(Stored data)
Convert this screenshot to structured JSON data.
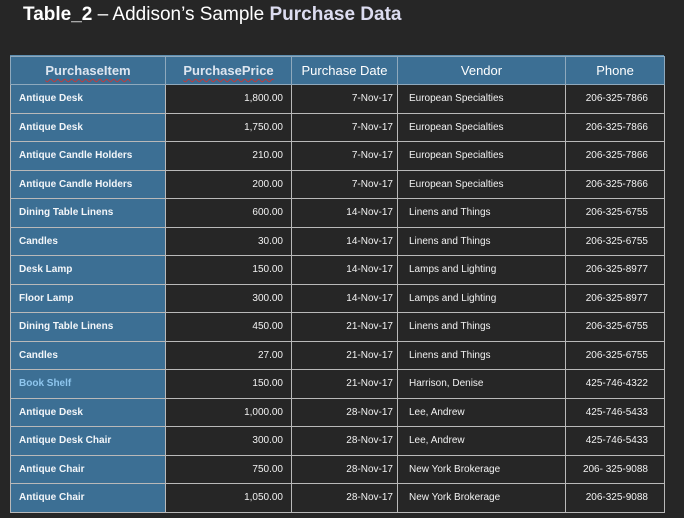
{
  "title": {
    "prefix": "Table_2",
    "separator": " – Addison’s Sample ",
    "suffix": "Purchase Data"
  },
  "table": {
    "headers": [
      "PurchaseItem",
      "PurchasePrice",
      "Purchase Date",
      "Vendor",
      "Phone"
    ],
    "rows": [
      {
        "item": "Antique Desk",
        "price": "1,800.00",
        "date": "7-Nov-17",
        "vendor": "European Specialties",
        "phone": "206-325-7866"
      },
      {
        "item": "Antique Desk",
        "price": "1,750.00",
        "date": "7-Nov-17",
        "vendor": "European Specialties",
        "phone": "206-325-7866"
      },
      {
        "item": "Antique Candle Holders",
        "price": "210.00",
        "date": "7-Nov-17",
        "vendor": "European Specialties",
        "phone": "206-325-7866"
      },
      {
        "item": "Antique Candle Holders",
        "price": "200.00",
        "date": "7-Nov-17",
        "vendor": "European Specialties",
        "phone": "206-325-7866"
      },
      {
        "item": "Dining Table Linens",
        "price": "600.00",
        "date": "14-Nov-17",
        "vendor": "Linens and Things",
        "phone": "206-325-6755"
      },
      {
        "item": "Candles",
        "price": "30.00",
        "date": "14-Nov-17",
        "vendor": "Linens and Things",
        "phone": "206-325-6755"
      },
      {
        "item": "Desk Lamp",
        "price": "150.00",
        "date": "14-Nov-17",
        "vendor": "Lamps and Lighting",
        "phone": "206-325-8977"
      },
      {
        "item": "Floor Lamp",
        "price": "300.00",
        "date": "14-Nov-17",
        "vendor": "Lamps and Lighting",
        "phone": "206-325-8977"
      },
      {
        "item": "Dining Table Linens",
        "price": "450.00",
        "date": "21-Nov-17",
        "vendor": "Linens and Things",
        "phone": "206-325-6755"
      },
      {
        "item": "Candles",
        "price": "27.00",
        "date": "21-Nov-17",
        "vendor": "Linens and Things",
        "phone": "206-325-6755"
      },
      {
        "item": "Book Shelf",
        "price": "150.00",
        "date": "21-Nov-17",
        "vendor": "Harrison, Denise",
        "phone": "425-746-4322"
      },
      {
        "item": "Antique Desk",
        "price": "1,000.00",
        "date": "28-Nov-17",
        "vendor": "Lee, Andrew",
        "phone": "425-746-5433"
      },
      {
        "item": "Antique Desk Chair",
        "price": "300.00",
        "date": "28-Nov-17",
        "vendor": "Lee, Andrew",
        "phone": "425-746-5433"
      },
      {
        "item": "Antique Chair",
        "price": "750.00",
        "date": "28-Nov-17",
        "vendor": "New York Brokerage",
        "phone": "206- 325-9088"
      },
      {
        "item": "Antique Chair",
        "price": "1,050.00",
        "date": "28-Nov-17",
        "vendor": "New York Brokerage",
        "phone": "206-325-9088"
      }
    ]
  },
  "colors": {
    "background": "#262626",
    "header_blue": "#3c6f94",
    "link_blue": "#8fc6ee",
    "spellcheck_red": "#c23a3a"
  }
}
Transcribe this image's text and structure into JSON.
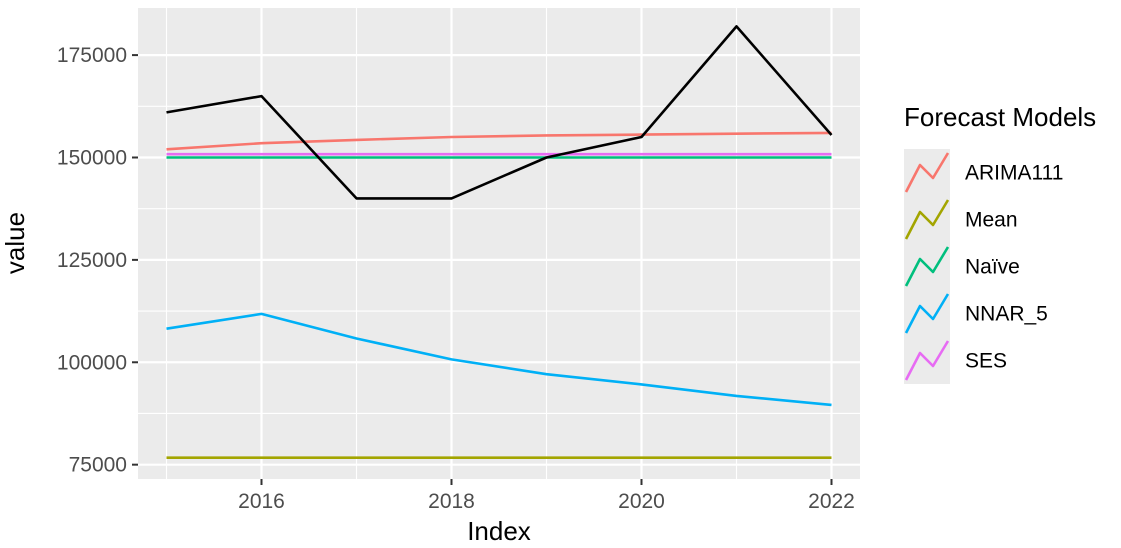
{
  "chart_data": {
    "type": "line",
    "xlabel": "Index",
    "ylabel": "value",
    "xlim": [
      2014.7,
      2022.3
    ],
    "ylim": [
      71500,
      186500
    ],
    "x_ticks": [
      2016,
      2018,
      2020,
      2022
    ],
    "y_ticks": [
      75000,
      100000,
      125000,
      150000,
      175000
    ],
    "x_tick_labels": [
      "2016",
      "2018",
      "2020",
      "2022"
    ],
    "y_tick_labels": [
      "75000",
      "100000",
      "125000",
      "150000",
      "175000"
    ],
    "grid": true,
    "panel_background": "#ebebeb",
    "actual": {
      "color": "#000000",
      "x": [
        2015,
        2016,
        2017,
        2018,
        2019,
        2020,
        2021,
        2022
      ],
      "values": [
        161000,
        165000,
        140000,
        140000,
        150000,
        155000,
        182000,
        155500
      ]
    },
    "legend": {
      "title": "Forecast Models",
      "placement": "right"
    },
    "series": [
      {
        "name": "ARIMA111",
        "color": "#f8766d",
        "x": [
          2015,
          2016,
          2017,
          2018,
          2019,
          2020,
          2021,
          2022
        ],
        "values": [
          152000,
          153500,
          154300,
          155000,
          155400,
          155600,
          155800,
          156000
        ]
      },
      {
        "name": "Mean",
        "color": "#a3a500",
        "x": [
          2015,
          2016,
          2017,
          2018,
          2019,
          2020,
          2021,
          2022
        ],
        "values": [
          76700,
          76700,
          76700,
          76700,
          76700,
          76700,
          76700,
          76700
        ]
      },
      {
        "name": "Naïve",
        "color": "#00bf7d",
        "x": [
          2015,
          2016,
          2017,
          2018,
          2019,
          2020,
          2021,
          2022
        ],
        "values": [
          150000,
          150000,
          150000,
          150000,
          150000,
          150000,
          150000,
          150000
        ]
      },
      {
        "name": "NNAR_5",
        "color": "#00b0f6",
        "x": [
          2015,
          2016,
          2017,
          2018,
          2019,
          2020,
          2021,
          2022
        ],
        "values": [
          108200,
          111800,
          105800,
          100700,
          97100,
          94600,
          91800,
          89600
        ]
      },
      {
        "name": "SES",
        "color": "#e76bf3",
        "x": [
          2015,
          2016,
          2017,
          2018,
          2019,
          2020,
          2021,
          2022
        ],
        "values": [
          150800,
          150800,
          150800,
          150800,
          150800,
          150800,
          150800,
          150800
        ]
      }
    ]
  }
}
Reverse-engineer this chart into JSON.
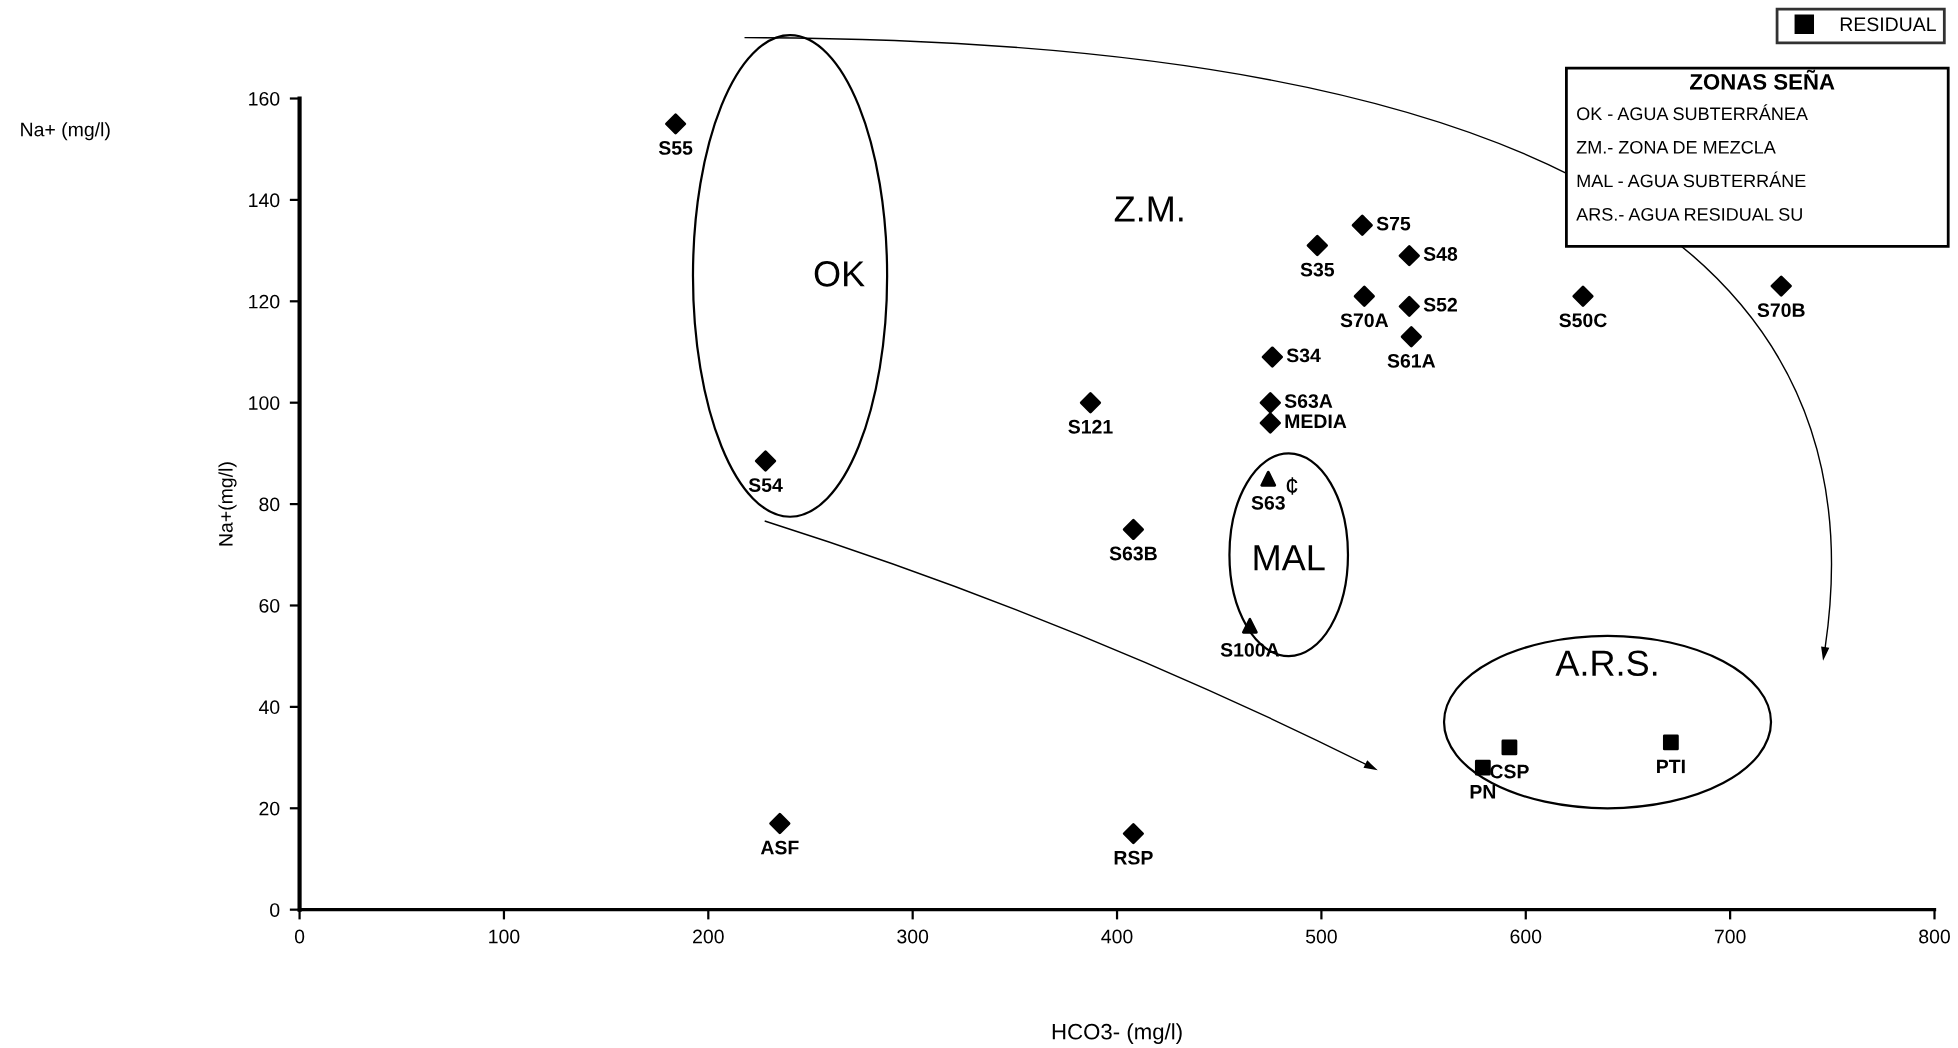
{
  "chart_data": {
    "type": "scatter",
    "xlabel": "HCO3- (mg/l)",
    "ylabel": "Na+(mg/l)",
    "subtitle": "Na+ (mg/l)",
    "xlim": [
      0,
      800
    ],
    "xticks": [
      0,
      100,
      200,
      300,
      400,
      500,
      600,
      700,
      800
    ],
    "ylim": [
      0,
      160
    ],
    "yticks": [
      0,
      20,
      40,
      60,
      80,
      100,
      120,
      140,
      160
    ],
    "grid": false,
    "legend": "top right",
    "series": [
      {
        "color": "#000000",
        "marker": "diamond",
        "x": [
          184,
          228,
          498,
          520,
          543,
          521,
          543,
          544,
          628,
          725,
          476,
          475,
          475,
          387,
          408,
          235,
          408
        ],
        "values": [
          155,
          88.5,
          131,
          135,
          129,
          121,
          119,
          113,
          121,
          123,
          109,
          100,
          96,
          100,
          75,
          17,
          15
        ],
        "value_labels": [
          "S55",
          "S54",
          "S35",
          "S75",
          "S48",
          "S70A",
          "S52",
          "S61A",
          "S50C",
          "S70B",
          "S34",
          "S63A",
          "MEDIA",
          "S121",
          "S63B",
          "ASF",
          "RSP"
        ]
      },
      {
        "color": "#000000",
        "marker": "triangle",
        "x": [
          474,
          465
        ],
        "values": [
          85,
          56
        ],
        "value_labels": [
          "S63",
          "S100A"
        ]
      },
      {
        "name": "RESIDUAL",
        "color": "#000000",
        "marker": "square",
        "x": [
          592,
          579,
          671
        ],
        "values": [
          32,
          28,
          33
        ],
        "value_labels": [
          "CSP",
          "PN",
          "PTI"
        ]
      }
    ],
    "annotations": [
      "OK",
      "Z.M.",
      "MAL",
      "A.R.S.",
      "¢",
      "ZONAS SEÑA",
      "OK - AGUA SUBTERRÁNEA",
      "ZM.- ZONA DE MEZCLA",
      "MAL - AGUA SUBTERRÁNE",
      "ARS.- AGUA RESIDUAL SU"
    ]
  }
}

(Directive) Make an exact copy of every record, pictures excluded.

(Finished answer)
Convert this screenshot to structured JSON data.
{
  "title": {
    "prefix": "Table_2",
    "separator": " – Addison’s Sample ",
    "suffix": "Purchase Data"
  },
  "table": {
    "headers": [
      "PurchaseItem",
      "PurchasePrice",
      "Purchase Date",
      "Vendor",
      "Phone"
    ],
    "rows": [
      {
        "item": "Antique Desk",
        "price": "1,800.00",
        "date": "7-Nov-17",
        "vendor": "European Specialties",
        "phone": "206-325-7866"
      },
      {
        "item": "Antique Desk",
        "price": "1,750.00",
        "date": "7-Nov-17",
        "vendor": "European Specialties",
        "phone": "206-325-7866"
      },
      {
        "item": "Antique Candle Holders",
        "price": "210.00",
        "date": "7-Nov-17",
        "vendor": "European Specialties",
        "phone": "206-325-7866"
      },
      {
        "item": "Antique Candle Holders",
        "price": "200.00",
        "date": "7-Nov-17",
        "vendor": "European Specialties",
        "phone": "206-325-7866"
      },
      {
        "item": "Dining Table Linens",
        "price": "600.00",
        "date": "14-Nov-17",
        "vendor": "Linens and Things",
        "phone": "206-325-6755"
      },
      {
        "item": "Candles",
        "price": "30.00",
        "date": "14-Nov-17",
        "vendor": "Linens and Things",
        "phone": "206-325-6755"
      },
      {
        "item": "Desk Lamp",
        "price": "150.00",
        "date": "14-Nov-17",
        "vendor": "Lamps and Lighting",
        "phone": "206-325-8977"
      },
      {
        "item": "Floor Lamp",
        "price": "300.00",
        "date": "14-Nov-17",
        "vendor": "Lamps and Lighting",
        "phone": "206-325-8977"
      },
      {
        "item": "Dining Table Linens",
        "price": "450.00",
        "date": "21-Nov-17",
        "vendor": "Linens and Things",
        "phone": "206-325-6755"
      },
      {
        "item": "Candles",
        "price": "27.00",
        "date": "21-Nov-17",
        "vendor": "Linens and Things",
        "phone": "206-325-6755"
      },
      {
        "item": "Book Shelf",
        "price": "150.00",
        "date": "21-Nov-17",
        "vendor": "Harrison, Denise",
        "phone": "425-746-4322"
      },
      {
        "item": "Antique Desk",
        "price": "1,000.00",
        "date": "28-Nov-17",
        "vendor": "Lee, Andrew",
        "phone": "425-746-5433"
      },
      {
        "item": "Antique Desk Chair",
        "price": "300.00",
        "date": "28-Nov-17",
        "vendor": "Lee, Andrew",
        "phone": "425-746-5433"
      },
      {
        "item": "Antique Chair",
        "price": "750.00",
        "date": "28-Nov-17",
        "vendor": "New York Brokerage",
        "phone": "206- 325-9088"
      },
      {
        "item": "Antique Chair",
        "price": "1,050.00",
        "date": "28-Nov-17",
        "vendor": "New York Brokerage",
        "phone": "206-325-9088"
      }
    ]
  },
  "colors": {
    "background": "#262626",
    "header_blue": "#3c6f94",
    "link_blue": "#8fc6ee",
    "spellcheck_red": "#c23a3a"
  }
}
Transcribe this image's text and structure into JSON.
{
  "chart_data": {
    "type": "line",
    "xlabel": "Index",
    "ylabel": "value",
    "xlim": [
      2014.7,
      2022.3
    ],
    "ylim": [
      71500,
      186500
    ],
    "x_ticks": [
      2016,
      2018,
      2020,
      2022
    ],
    "y_ticks": [
      75000,
      100000,
      125000,
      150000,
      175000
    ],
    "x_tick_labels": [
      "2016",
      "2018",
      "2020",
      "2022"
    ],
    "y_tick_labels": [
      "75000",
      "100000",
      "125000",
      "150000",
      "175000"
    ],
    "grid": true,
    "panel_background": "#ebebeb",
    "actual": {
      "color": "#000000",
      "x": [
        2015,
        2016,
        2017,
        2018,
        2019,
        2020,
        2021,
        2022
      ],
      "values": [
        161000,
        165000,
        140000,
        140000,
        150000,
        155000,
        182000,
        155500
      ]
    },
    "legend": {
      "title": "Forecast Models",
      "placement": "right"
    },
    "series": [
      {
        "name": "ARIMA111",
        "color": "#f8766d",
        "x": [
          2015,
          2016,
          2017,
          2018,
          2019,
          2020,
          2021,
          2022
        ],
        "values": [
          152000,
          153500,
          154300,
          155000,
          155400,
          155600,
          155800,
          156000
        ]
      },
      {
        "name": "Mean",
        "color": "#a3a500",
        "x": [
          2015,
          2016,
          2017,
          2018,
          2019,
          2020,
          2021,
          2022
        ],
        "values": [
          76700,
          76700,
          76700,
          76700,
          76700,
          76700,
          76700,
          76700
        ]
      },
      {
        "name": "Naïve",
        "color": "#00bf7d",
        "x": [
          2015,
          2016,
          2017,
          2018,
          2019,
          2020,
          2021,
          2022
        ],
        "values": [
          150000,
          150000,
          150000,
          150000,
          150000,
          150000,
          150000,
          150000
        ]
      },
      {
        "name": "NNAR_5",
        "color": "#00b0f6",
        "x": [
          2015,
          2016,
          2017,
          2018,
          2019,
          2020,
          2021,
          2022
        ],
        "values": [
          108200,
          111800,
          105800,
          100700,
          97100,
          94600,
          91800,
          89600
        ]
      },
      {
        "name": "SES",
        "color": "#e76bf3",
        "x": [
          2015,
          2016,
          2017,
          2018,
          2019,
          2020,
          2021,
          2022
        ],
        "values": [
          150800,
          150800,
          150800,
          150800,
          150800,
          150800,
          150800,
          150800
        ]
      }
    ]
  }
}
Reverse-engineer this chart into JSON.
{
  "chart_data": {
    "type": "scatter",
    "xlabel": "HCO3- (mg/l)",
    "ylabel": "Na+(mg/l)",
    "subtitle": "Na+ (mg/l)",
    "xlim": [
      0,
      800
    ],
    "xticks": [
      0,
      100,
      200,
      300,
      400,
      500,
      600,
      700,
      800
    ],
    "ylim": [
      0,
      160
    ],
    "yticks": [
      0,
      20,
      40,
      60,
      80,
      100,
      120,
      140,
      160
    ],
    "grid": false,
    "legend": "top right",
    "series": [
      {
        "color": "#000000",
        "marker": "diamond",
        "x": [
          184,
          228,
          498,
          520,
          543,
          521,
          543,
          544,
          628,
          725,
          476,
          475,
          475,
          387,
          408,
          235,
          408
        ],
        "values": [
          155,
          88.5,
          131,
          135,
          129,
          121,
          119,
          113,
          121,
          123,
          109,
          100,
          96,
          100,
          75,
          17,
          15
        ],
        "value_labels": [
          "S55",
          "S54",
          "S35",
          "S75",
          "S48",
          "S70A",
          "S52",
          "S61A",
          "S50C",
          "S70B",
          "S34",
          "S63A",
          "MEDIA",
          "S121",
          "S63B",
          "ASF",
          "RSP"
        ]
      },
      {
        "color": "#000000",
        "marker": "triangle",
        "x": [
          474,
          465
        ],
        "values": [
          85,
          56
        ],
        "value_labels": [
          "S63",
          "S100A"
        ]
      },
      {
        "name": "RESIDUAL",
        "color": "#000000",
        "marker": "square",
        "x": [
          592,
          579,
          671
        ],
        "values": [
          32,
          28,
          33
        ],
        "value_labels": [
          "CSP",
          "PN",
          "PTI"
        ]
      }
    ],
    "annotations": [
      "OK",
      "Z.M.",
      "MAL",
      "A.R.S.",
      "¢",
      "ZONAS SEÑA",
      "OK - AGUA SUBTERRÁNEA",
      "ZM.- ZONA DE MEZCLA",
      "MAL - AGUA SUBTERRÁNE",
      "ARS.- AGUA RESIDUAL SU"
    ]
  }
}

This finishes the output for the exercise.